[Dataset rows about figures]
........

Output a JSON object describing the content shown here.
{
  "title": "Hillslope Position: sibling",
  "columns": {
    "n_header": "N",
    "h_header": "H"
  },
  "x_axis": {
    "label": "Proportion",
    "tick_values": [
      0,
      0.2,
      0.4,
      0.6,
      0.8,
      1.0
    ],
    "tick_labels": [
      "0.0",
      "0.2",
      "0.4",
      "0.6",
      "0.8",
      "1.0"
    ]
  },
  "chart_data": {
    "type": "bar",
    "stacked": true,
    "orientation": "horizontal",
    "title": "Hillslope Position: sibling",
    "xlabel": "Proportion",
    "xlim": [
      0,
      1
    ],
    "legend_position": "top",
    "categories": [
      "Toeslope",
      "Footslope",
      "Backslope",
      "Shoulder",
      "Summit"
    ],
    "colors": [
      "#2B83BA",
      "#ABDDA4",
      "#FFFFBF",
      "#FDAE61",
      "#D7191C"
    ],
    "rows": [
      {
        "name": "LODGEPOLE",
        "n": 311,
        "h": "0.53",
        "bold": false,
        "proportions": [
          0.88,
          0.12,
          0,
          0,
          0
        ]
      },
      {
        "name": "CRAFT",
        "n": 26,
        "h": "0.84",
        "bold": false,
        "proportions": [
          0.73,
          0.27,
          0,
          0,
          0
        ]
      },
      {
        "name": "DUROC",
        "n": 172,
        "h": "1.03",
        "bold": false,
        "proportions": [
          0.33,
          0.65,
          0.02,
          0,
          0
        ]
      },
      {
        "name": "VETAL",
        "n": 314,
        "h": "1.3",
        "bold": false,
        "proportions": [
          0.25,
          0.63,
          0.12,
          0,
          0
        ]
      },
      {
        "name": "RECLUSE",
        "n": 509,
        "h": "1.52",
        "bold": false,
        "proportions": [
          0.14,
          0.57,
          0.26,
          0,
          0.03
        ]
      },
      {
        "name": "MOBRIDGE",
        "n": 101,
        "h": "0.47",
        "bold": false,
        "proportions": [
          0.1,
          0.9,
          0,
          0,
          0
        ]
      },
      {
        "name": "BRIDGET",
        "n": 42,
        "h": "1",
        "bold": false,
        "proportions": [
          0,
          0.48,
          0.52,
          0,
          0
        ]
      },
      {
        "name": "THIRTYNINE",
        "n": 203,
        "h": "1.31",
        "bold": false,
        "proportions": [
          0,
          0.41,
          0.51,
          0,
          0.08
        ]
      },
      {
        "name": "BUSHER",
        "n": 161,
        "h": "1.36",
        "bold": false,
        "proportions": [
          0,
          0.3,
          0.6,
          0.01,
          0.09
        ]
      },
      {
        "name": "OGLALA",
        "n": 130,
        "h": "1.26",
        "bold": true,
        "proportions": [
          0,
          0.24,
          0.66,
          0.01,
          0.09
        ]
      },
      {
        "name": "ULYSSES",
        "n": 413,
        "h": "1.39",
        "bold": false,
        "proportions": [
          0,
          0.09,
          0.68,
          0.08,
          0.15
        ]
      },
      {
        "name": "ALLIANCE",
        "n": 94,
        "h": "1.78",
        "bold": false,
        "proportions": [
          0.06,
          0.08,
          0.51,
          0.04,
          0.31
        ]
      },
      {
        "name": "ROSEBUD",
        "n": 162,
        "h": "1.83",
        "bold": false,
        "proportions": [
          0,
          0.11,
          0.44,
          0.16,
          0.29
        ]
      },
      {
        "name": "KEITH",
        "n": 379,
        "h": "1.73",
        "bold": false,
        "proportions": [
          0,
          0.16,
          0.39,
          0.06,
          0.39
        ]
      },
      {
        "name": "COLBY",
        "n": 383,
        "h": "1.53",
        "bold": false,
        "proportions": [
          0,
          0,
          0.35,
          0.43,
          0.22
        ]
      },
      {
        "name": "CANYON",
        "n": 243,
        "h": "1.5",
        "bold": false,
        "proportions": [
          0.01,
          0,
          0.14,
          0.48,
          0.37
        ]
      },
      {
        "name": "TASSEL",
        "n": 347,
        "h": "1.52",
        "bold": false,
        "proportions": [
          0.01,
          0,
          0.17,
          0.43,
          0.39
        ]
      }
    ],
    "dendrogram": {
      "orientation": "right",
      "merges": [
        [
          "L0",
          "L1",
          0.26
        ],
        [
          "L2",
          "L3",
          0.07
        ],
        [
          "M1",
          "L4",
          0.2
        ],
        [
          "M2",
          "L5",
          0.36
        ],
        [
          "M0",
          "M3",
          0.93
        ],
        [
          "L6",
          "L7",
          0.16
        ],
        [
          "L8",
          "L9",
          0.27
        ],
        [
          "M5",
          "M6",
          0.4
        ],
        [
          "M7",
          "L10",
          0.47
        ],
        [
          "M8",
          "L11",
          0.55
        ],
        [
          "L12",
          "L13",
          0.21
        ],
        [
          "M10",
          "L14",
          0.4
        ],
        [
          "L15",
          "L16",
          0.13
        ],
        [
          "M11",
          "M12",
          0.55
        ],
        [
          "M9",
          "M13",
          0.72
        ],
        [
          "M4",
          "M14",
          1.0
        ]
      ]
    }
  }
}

........

**EXERCISE INSTRUCTIONS**.
Extract all of the data shown above and repeat it verbatim.

**ANSWER TO THE EXERCISE**.
Output a JSON object describing the content shown here.
{
  "title": "Hillslope Position: sibling",
  "columns": {
    "n_header": "N",
    "h_header": "H"
  },
  "x_axis": {
    "label": "Proportion",
    "tick_values": [
      0,
      0.2,
      0.4,
      0.6,
      0.8,
      1.0
    ],
    "tick_labels": [
      "0.0",
      "0.2",
      "0.4",
      "0.6",
      "0.8",
      "1.0"
    ]
  },
  "chart_data": {
    "type": "bar",
    "stacked": true,
    "orientation": "horizontal",
    "title": "Hillslope Position: sibling",
    "xlabel": "Proportion",
    "xlim": [
      0,
      1
    ],
    "legend_position": "top",
    "categories": [
      "Toeslope",
      "Footslope",
      "Backslope",
      "Shoulder",
      "Summit"
    ],
    "colors": [
      "#2B83BA",
      "#ABDDA4",
      "#FFFFBF",
      "#FDAE61",
      "#D7191C"
    ],
    "rows": [
      {
        "name": "LODGEPOLE",
        "n": 311,
        "h": "0.53",
        "bold": false,
        "proportions": [
          0.88,
          0.12,
          0,
          0,
          0
        ]
      },
      {
        "name": "CRAFT",
        "n": 26,
        "h": "0.84",
        "bold": false,
        "proportions": [
          0.73,
          0.27,
          0,
          0,
          0
        ]
      },
      {
        "name": "DUROC",
        "n": 172,
        "h": "1.03",
        "bold": false,
        "proportions": [
          0.33,
          0.65,
          0.02,
          0,
          0
        ]
      },
      {
        "name": "VETAL",
        "n": 314,
        "h": "1.3",
        "bold": false,
        "proportions": [
          0.25,
          0.63,
          0.12,
          0,
          0
        ]
      },
      {
        "name": "RECLUSE",
        "n": 509,
        "h": "1.52",
        "bold": false,
        "proportions": [
          0.14,
          0.57,
          0.26,
          0,
          0.03
        ]
      },
      {
        "name": "MOBRIDGE",
        "n": 101,
        "h": "0.47",
        "bold": false,
        "proportions": [
          0.1,
          0.9,
          0,
          0,
          0
        ]
      },
      {
        "name": "BRIDGET",
        "n": 42,
        "h": "1",
        "bold": false,
        "proportions": [
          0,
          0.48,
          0.52,
          0,
          0
        ]
      },
      {
        "name": "THIRTYNINE",
        "n": 203,
        "h": "1.31",
        "bold": false,
        "proportions": [
          0,
          0.41,
          0.51,
          0,
          0.08
        ]
      },
      {
        "name": "BUSHER",
        "n": 161,
        "h": "1.36",
        "bold": false,
        "proportions": [
          0,
          0.3,
          0.6,
          0.01,
          0.09
        ]
      },
      {
        "name": "OGLALA",
        "n": 130,
        "h": "1.26",
        "bold": true,
        "proportions": [
          0,
          0.24,
          0.66,
          0.01,
          0.09
        ]
      },
      {
        "name": "ULYSSES",
        "n": 413,
        "h": "1.39",
        "bold": false,
        "proportions": [
          0,
          0.09,
          0.68,
          0.08,
          0.15
        ]
      },
      {
        "name": "ALLIANCE",
        "n": 94,
        "h": "1.78",
        "bold": false,
        "proportions": [
          0.06,
          0.08,
          0.51,
          0.04,
          0.31
        ]
      },
      {
        "name": "ROSEBUD",
        "n": 162,
        "h": "1.83",
        "bold": false,
        "proportions": [
          0,
          0.11,
          0.44,
          0.16,
          0.29
        ]
      },
      {
        "name": "KEITH",
        "n": 379,
        "h": "1.73",
        "bold": false,
        "proportions": [
          0,
          0.16,
          0.39,
          0.06,
          0.39
        ]
      },
      {
        "name": "COLBY",
        "n": 383,
        "h": "1.53",
        "bold": false,
        "proportions": [
          0,
          0,
          0.35,
          0.43,
          0.22
        ]
      },
      {
        "name": "CANYON",
        "n": 243,
        "h": "1.5",
        "bold": false,
        "proportions": [
          0.01,
          0,
          0.14,
          0.48,
          0.37
        ]
      },
      {
        "name": "TASSEL",
        "n": 347,
        "h": "1.52",
        "bold": false,
        "proportions": [
          0.01,
          0,
          0.17,
          0.43,
          0.39
        ]
      }
    ],
    "dendrogram": {
      "orientation": "right",
      "merges": [
        [
          "L0",
          "L1",
          0.26
        ],
        [
          "L2",
          "L3",
          0.07
        ],
        [
          "M1",
          "L4",
          0.2
        ],
        [
          "M2",
          "L5",
          0.36
        ],
        [
          "M0",
          "M3",
          0.93
        ],
        [
          "L6",
          "L7",
          0.16
        ],
        [
          "L8",
          "L9",
          0.27
        ],
        [
          "M5",
          "M6",
          0.4
        ],
        [
          "M7",
          "L10",
          0.47
        ],
        [
          "M8",
          "L11",
          0.55
        ],
        [
          "L12",
          "L13",
          0.21
        ],
        [
          "M10",
          "L14",
          0.4
        ],
        [
          "L15",
          "L16",
          0.13
        ],
        [
          "M11",
          "M12",
          0.55
        ],
        [
          "M9",
          "M13",
          0.72
        ],
        [
          "M4",
          "M14",
          1.0
        ]
      ]
    }
  }
}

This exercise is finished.